▶ Objective
Copy out each line in the material below that has the word "Tools".

Data excerpts
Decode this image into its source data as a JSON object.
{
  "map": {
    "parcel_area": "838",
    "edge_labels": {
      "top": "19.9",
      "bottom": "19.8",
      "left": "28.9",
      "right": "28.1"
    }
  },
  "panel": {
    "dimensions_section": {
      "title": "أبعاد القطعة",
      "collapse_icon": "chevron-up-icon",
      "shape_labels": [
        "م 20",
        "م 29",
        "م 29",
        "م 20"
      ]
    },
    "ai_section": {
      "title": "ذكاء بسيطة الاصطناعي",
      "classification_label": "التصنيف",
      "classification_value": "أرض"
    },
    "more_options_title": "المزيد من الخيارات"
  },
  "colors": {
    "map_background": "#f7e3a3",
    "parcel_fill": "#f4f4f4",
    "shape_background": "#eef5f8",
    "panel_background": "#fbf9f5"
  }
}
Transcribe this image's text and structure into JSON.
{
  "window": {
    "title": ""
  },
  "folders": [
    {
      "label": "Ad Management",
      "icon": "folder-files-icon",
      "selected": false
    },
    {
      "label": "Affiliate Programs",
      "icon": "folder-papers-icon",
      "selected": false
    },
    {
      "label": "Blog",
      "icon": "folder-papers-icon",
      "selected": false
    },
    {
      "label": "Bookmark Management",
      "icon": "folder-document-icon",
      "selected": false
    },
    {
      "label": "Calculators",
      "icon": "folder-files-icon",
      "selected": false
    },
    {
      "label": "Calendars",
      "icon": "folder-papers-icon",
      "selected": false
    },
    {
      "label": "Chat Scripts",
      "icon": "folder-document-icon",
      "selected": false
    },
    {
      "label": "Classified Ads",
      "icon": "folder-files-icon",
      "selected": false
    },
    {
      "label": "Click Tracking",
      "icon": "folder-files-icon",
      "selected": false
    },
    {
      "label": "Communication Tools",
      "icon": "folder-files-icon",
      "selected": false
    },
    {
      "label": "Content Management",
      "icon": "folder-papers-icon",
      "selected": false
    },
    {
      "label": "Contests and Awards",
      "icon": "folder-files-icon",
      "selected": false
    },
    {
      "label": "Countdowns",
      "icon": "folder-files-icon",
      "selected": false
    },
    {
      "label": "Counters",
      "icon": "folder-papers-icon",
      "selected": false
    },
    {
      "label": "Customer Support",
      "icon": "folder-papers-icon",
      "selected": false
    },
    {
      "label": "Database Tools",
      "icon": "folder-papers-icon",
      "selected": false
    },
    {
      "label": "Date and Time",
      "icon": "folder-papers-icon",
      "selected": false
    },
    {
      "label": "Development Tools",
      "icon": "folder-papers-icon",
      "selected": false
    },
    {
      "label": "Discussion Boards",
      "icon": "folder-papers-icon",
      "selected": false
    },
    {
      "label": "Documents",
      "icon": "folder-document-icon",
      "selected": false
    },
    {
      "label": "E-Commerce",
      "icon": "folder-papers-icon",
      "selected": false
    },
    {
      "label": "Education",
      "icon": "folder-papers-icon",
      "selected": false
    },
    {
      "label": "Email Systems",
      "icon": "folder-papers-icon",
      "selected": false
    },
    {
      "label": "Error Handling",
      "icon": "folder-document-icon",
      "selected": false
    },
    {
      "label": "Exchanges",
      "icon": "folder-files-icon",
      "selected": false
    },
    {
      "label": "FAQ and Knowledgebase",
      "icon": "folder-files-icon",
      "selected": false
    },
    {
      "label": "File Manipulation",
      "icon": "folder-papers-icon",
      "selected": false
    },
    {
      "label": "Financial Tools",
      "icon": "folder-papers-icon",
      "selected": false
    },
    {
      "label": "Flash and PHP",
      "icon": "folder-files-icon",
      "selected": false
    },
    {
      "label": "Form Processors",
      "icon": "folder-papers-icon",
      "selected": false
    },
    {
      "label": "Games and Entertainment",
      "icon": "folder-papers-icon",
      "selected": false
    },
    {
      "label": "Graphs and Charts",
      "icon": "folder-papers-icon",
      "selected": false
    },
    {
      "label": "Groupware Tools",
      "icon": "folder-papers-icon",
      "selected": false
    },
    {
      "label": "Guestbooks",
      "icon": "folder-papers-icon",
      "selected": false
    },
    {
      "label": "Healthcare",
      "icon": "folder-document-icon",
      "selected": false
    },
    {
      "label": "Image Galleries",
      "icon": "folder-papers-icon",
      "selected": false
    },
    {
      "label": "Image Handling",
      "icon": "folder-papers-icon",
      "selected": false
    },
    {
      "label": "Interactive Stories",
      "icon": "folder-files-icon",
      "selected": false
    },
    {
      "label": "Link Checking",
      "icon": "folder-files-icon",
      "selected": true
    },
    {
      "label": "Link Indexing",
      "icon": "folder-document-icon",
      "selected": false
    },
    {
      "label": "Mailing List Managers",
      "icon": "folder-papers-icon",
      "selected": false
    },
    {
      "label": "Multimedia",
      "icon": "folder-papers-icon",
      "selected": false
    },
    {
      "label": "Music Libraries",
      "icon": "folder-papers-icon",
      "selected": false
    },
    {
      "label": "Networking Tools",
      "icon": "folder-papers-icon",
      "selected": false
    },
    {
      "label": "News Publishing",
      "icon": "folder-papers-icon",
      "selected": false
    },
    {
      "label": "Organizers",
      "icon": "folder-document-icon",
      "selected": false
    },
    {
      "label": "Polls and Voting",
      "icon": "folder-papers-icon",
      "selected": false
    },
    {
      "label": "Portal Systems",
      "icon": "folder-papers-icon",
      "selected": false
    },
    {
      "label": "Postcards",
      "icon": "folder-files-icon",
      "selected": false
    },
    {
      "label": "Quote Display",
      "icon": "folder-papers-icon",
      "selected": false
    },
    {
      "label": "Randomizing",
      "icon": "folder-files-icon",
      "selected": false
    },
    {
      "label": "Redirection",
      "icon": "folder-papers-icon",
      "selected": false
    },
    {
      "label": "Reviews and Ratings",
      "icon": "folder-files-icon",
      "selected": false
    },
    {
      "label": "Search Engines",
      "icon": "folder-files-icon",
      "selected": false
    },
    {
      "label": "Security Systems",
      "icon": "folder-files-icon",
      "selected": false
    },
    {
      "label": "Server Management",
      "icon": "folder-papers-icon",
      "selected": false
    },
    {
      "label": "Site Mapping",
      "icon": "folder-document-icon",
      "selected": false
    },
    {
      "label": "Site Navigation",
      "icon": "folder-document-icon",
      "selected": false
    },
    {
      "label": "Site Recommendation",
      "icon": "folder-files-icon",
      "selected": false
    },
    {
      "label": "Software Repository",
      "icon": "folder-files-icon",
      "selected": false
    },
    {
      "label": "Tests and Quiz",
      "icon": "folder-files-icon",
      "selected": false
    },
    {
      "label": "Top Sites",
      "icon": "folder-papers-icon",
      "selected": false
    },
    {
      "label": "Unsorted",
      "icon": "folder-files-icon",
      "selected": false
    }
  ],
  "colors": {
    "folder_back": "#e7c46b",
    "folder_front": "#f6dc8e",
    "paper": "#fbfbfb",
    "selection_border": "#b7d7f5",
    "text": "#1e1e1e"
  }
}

▶ Complete answer
      "label": "Communication Tools",
      "label": "Database Tools",
      "label": "Development Tools",
      "label": "Financial Tools",
      "label": "Groupware Tools",
      "label": "Networking Tools",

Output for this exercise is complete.